=== Set exercise ===
Read the listing below and copy out every line that holds "name".
---------- Records shown ----------
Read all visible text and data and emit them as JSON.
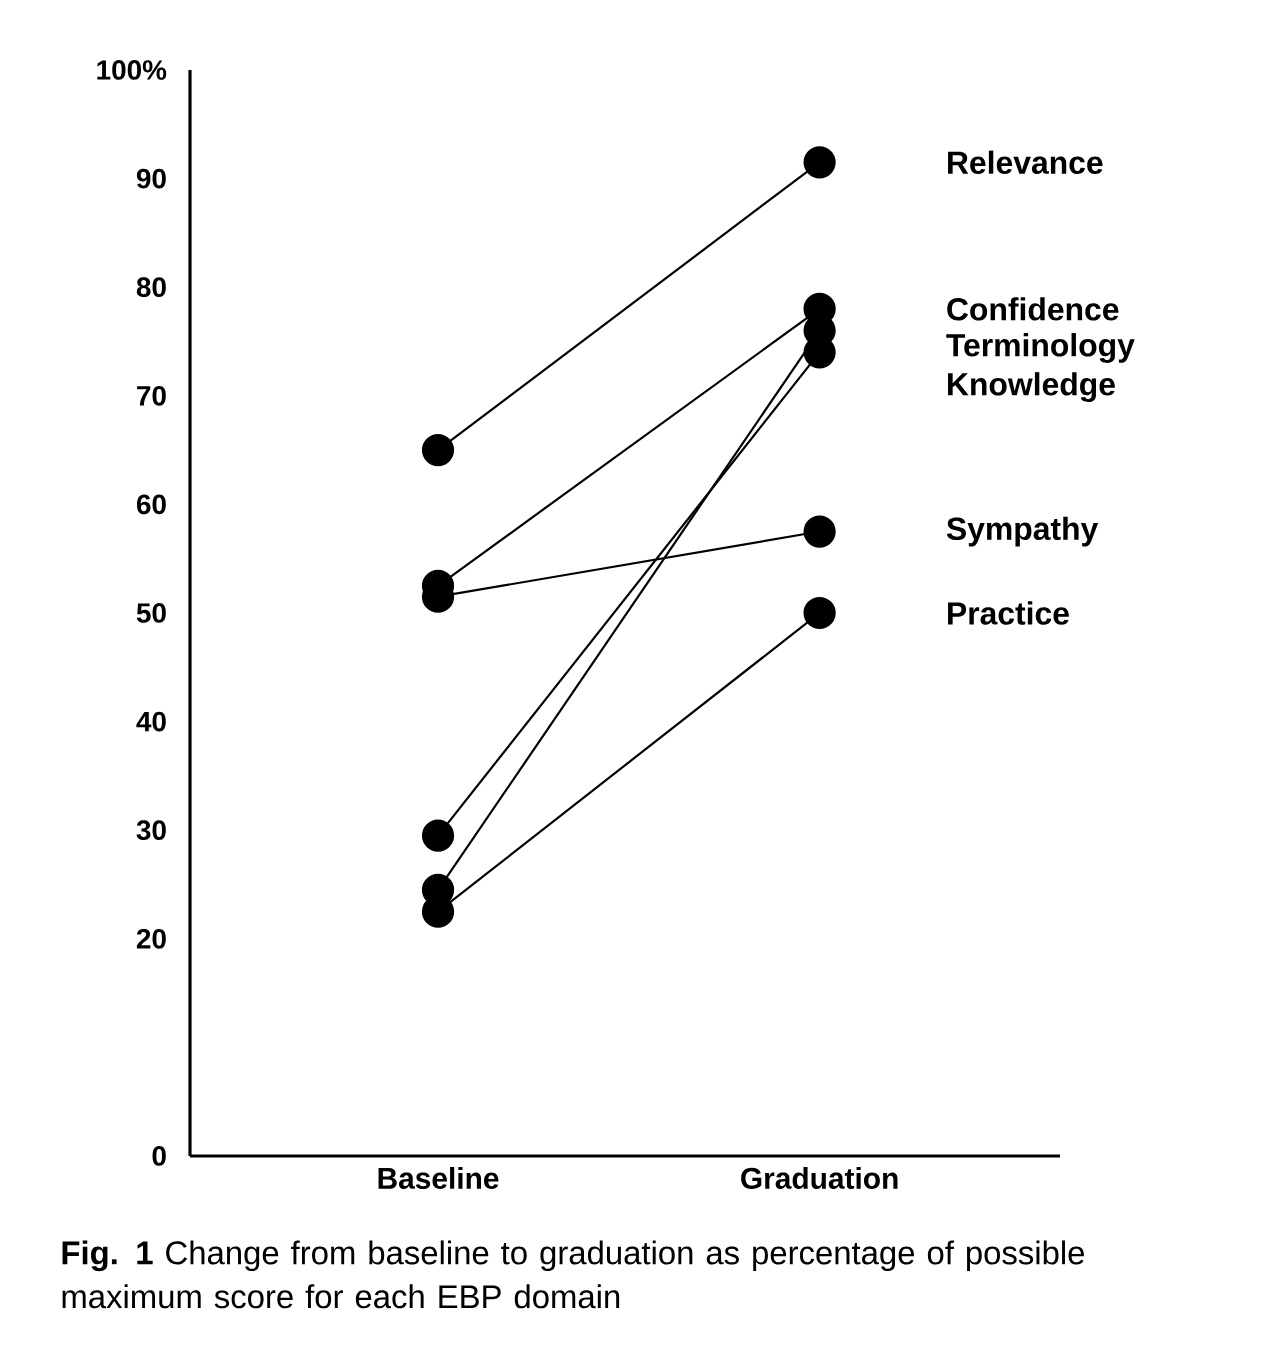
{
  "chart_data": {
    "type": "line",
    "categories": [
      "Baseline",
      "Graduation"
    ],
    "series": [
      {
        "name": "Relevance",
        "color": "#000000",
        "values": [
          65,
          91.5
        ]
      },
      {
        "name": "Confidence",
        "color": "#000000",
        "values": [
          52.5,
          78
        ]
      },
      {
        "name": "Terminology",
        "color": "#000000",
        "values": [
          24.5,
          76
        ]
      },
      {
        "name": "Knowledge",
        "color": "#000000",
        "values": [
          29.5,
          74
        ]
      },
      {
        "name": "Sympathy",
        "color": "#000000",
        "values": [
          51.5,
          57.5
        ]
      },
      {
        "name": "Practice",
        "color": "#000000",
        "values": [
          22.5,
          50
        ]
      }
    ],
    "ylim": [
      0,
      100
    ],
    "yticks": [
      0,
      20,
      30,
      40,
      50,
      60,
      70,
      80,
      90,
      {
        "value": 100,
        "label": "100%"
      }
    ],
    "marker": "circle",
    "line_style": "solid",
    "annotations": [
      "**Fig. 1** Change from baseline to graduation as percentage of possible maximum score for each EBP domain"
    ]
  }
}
----------
=== Exercise answer ===
        "name": "Relevance",
        "name": "Confidence",
        "name": "Terminology",
        "name": "Knowledge",
        "name": "Sympathy",
        "name": "Practice",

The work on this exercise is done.